_Objective:_ Give every entry again, word for word.
-- Start of Data provided --
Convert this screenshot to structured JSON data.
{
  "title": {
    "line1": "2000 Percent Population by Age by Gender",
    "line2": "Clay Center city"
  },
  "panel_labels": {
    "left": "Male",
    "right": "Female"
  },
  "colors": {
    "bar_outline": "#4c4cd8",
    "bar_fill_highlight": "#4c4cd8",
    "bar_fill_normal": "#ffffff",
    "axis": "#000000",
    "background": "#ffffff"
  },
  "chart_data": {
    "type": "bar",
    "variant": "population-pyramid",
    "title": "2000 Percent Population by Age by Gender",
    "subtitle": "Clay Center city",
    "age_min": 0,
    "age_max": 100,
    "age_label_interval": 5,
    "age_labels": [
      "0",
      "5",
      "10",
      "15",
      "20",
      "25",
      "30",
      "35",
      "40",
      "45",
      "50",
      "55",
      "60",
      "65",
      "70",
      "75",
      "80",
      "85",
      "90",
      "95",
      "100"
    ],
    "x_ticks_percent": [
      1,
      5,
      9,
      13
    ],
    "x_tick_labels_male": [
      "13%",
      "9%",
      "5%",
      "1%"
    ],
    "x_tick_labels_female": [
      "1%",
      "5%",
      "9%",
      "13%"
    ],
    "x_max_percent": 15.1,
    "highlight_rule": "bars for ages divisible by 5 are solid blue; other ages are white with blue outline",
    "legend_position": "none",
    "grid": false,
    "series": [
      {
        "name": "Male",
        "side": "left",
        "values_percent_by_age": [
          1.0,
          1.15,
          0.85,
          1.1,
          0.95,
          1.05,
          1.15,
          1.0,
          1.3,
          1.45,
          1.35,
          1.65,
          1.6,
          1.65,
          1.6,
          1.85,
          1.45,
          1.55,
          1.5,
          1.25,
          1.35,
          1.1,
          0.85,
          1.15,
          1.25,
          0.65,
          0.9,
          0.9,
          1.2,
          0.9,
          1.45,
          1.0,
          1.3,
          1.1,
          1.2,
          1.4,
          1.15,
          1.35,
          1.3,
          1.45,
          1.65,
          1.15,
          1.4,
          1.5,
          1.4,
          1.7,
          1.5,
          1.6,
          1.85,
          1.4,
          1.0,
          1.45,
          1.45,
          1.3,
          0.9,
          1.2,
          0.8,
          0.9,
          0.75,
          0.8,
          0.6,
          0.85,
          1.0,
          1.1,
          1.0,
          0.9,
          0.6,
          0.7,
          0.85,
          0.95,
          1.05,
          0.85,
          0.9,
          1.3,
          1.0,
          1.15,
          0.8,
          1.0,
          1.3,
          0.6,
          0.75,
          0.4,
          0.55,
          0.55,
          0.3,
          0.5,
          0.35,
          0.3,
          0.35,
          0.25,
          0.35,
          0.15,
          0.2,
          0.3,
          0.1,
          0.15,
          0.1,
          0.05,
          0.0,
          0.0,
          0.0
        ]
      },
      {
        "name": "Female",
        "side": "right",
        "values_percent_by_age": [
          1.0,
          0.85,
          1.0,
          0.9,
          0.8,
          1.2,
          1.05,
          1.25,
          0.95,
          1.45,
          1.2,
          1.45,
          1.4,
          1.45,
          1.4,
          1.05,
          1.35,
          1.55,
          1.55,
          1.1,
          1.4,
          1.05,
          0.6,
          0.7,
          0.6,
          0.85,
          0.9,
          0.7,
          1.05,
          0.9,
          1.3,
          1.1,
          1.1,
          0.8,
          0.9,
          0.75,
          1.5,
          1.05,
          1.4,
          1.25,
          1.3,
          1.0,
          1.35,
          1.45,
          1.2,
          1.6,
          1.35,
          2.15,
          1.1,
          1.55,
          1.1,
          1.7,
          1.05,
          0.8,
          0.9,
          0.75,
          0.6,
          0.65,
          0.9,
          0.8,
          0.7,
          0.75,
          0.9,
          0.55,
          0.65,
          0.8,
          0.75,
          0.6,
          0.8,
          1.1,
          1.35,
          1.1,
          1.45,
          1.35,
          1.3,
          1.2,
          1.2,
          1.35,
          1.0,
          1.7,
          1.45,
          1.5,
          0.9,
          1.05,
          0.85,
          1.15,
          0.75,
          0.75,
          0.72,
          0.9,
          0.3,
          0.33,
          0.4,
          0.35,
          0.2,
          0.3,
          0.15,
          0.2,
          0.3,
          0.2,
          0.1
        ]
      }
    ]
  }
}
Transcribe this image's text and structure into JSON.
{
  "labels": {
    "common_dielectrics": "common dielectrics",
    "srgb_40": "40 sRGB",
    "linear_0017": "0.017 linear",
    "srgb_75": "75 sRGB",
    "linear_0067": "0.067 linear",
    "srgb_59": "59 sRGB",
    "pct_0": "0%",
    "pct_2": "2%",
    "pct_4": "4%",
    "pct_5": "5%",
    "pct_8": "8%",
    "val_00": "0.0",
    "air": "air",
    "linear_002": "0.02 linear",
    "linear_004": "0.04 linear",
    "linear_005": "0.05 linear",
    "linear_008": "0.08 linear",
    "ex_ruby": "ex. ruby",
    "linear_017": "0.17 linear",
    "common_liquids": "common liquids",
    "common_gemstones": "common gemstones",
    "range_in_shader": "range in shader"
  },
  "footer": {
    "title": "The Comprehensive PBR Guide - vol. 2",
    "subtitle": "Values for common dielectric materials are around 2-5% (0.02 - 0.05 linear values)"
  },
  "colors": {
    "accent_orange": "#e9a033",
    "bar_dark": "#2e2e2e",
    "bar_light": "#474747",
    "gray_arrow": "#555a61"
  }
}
-- End of Data provided --
_The response:_
Convert this screenshot to structured JSON data.
{
  "title": {
    "line1": "2000 Percent Population by Age by Gender",
    "line2": "Clay Center city"
  },
  "panel_labels": {
    "left": "Male",
    "right": "Female"
  },
  "colors": {
    "bar_outline": "#4c4cd8",
    "bar_fill_highlight": "#4c4cd8",
    "bar_fill_normal": "#ffffff",
    "axis": "#000000",
    "background": "#ffffff"
  },
  "chart_data": {
    "type": "bar",
    "variant": "population-pyramid",
    "title": "2000 Percent Population by Age by Gender",
    "subtitle": "Clay Center city",
    "age_min": 0,
    "age_max": 100,
    "age_label_interval": 5,
    "age_labels": [
      "0",
      "5",
      "10",
      "15",
      "20",
      "25",
      "30",
      "35",
      "40",
      "45",
      "50",
      "55",
      "60",
      "65",
      "70",
      "75",
      "80",
      "85",
      "90",
      "95",
      "100"
    ],
    "x_ticks_percent": [
      1,
      5,
      9,
      13
    ],
    "x_tick_labels_male": [
      "13%",
      "9%",
      "5%",
      "1%"
    ],
    "x_tick_labels_female": [
      "1%",
      "5%",
      "9%",
      "13%"
    ],
    "x_max_percent": 15.1,
    "highlight_rule": "bars for ages divisible by 5 are solid blue; other ages are white with blue outline",
    "legend_position": "none",
    "grid": false,
    "series": [
      {
        "name": "Male",
        "side": "left",
        "values_percent_by_age": [
          1.0,
          1.15,
          0.85,
          1.1,
          0.95,
          1.05,
          1.15,
          1.0,
          1.3,
          1.45,
          1.35,
          1.65,
          1.6,
          1.65,
          1.6,
          1.85,
          1.45,
          1.55,
          1.5,
          1.25,
          1.35,
          1.1,
          0.85,
          1.15,
          1.25,
          0.65,
          0.9,
          0.9,
          1.2,
          0.9,
          1.45,
          1.0,
          1.3,
          1.1,
          1.2,
          1.4,
          1.15,
          1.35,
          1.3,
          1.45,
          1.65,
          1.15,
          1.4,
          1.5,
          1.4,
          1.7,
          1.5,
          1.6,
          1.85,
          1.4,
          1.0,
          1.45,
          1.45,
          1.3,
          0.9,
          1.2,
          0.8,
          0.9,
          0.75,
          0.8,
          0.6,
          0.85,
          1.0,
          1.1,
          1.0,
          0.9,
          0.6,
          0.7,
          0.85,
          0.95,
          1.05,
          0.85,
          0.9,
          1.3,
          1.0,
          1.15,
          0.8,
          1.0,
          1.3,
          0.6,
          0.75,
          0.4,
          0.55,
          0.55,
          0.3,
          0.5,
          0.35,
          0.3,
          0.35,
          0.25,
          0.35,
          0.15,
          0.2,
          0.3,
          0.1,
          0.15,
          0.1,
          0.05,
          0.0,
          0.0,
          0.0
        ]
      },
      {
        "name": "Female",
        "side": "right",
        "values_percent_by_age": [
          1.0,
          0.85,
          1.0,
          0.9,
          0.8,
          1.2,
          1.05,
          1.25,
          0.95,
          1.45,
          1.2,
          1.45,
          1.4,
          1.45,
          1.4,
          1.05,
          1.35,
          1.55,
          1.55,
          1.1,
          1.4,
          1.05,
          0.6,
          0.7,
          0.6,
          0.85,
          0.9,
          0.7,
          1.05,
          0.9,
          1.3,
          1.1,
          1.1,
          0.8,
          0.9,
          0.75,
          1.5,
          1.05,
          1.4,
          1.25,
          1.3,
          1.0,
          1.35,
          1.45,
          1.2,
          1.6,
          1.35,
          2.15,
          1.1,
          1.55,
          1.1,
          1.7,
          1.05,
          0.8,
          0.9,
          0.75,
          0.6,
          0.65,
          0.9,
          0.8,
          0.7,
          0.75,
          0.9,
          0.55,
          0.65,
          0.8,
          0.75,
          0.6,
          0.8,
          1.1,
          1.35,
          1.1,
          1.45,
          1.35,
          1.3,
          1.2,
          1.2,
          1.35,
          1.0,
          1.7,
          1.45,
          1.5,
          0.9,
          1.05,
          0.85,
          1.15,
          0.75,
          0.75,
          0.72,
          0.9,
          0.3,
          0.33,
          0.4,
          0.35,
          0.2,
          0.3,
          0.15,
          0.2,
          0.3,
          0.2,
          0.1
        ]
      }
    ]
  }
}
Transcribe this image's text and structure into JSON.
{
  "labels": {
    "common_dielectrics": "common dielectrics",
    "srgb_40": "40 sRGB",
    "linear_0017": "0.017 linear",
    "srgb_75": "75 sRGB",
    "linear_0067": "0.067 linear",
    "srgb_59": "59 sRGB",
    "pct_0": "0%",
    "pct_2": "2%",
    "pct_4": "4%",
    "pct_5": "5%",
    "pct_8": "8%",
    "val_00": "0.0",
    "air": "air",
    "linear_002": "0.02 linear",
    "linear_004": "0.04 linear",
    "linear_005": "0.05 linear",
    "linear_008": "0.08 linear",
    "ex_ruby": "ex. ruby",
    "linear_017": "0.17 linear",
    "common_liquids": "common liquids",
    "common_gemstones": "common gemstones",
    "range_in_shader": "range in shader"
  },
  "footer": {
    "title": "The Comprehensive PBR Guide - vol. 2",
    "subtitle": "Values for common dielectric materials are around 2-5% (0.02 - 0.05 linear values)"
  },
  "colors": {
    "accent_orange": "#e9a033",
    "bar_dark": "#2e2e2e",
    "bar_light": "#474747",
    "gray_arrow": "#555a61"
  }
}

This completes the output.